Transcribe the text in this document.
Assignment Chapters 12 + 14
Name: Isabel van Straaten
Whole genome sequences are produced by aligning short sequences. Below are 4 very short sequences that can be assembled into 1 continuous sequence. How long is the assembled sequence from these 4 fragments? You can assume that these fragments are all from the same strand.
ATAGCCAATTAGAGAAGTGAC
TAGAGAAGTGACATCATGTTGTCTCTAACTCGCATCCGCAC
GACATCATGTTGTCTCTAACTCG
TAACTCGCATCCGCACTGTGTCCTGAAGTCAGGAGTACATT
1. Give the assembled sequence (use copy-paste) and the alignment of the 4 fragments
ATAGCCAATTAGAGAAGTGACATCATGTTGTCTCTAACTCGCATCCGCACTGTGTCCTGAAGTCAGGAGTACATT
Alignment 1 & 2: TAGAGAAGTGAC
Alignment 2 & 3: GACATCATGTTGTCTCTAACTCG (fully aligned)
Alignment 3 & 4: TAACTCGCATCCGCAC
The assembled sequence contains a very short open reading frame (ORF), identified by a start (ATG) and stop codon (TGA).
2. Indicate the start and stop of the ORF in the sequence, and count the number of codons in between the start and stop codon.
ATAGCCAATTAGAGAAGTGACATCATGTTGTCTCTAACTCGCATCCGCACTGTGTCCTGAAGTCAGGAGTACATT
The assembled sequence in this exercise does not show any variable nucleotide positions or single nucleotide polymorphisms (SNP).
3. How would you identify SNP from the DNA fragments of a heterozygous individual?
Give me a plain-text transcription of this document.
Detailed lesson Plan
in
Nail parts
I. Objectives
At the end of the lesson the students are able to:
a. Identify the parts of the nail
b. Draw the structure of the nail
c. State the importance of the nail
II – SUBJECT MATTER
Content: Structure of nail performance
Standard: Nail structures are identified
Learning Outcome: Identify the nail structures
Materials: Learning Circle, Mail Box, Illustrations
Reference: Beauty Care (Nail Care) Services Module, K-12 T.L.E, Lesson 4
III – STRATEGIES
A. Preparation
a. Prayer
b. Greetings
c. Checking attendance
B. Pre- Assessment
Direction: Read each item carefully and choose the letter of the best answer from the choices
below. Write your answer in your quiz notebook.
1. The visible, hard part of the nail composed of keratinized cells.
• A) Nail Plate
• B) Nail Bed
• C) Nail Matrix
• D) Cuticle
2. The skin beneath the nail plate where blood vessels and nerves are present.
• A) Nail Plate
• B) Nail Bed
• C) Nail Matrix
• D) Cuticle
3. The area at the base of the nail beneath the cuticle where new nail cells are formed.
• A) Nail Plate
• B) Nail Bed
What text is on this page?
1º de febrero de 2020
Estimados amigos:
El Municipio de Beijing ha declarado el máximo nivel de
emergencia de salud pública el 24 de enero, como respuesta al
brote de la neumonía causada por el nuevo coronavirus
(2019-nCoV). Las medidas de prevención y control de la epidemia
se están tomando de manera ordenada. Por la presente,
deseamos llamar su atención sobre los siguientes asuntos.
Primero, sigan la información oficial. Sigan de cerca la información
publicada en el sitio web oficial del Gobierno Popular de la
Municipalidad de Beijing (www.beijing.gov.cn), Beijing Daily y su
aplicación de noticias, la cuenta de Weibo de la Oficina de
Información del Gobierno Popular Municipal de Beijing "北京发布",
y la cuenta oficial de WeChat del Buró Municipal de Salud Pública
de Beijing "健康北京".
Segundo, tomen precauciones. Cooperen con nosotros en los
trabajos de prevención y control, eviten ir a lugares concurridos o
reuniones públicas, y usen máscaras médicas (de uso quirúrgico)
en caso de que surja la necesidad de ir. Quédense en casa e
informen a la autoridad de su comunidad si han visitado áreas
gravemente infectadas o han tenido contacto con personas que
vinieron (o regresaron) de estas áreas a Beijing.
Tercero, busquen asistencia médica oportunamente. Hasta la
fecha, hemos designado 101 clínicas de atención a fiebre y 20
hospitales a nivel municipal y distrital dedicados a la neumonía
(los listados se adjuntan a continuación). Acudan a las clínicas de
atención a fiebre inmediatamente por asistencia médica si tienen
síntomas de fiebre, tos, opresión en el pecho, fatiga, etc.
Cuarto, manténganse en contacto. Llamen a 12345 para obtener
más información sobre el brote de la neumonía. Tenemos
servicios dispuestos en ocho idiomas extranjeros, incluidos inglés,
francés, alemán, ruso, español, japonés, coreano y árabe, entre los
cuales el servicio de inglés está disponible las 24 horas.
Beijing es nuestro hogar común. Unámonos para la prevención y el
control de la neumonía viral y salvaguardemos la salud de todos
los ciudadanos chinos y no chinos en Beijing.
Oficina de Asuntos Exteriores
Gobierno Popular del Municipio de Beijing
-------------------------
| INSTRUCTIONS FOR THE TASK |
Lines that hold "assembled" are the ones to copy, so pick each out from the data.

| EXPECTED ANSWER |
Whole genome sequences are produced by aligning short sequences. Below are 4 very short sequences that can be assembled into 1 continuous sequence. How long is the assembled sequence from these 4 fragments? You can assume that these fragments are all from the same strand.
1. Give the assembled sequence (use copy-paste) and the alignment of the 4 fragments
The assembled sequence contains a very short open reading frame (ORF), identified by a start (ATG) and stop codon (TGA).
The assembled sequence in this exercise does not show any variable nucleotide positions or single nucleotide polymorphisms (SNP).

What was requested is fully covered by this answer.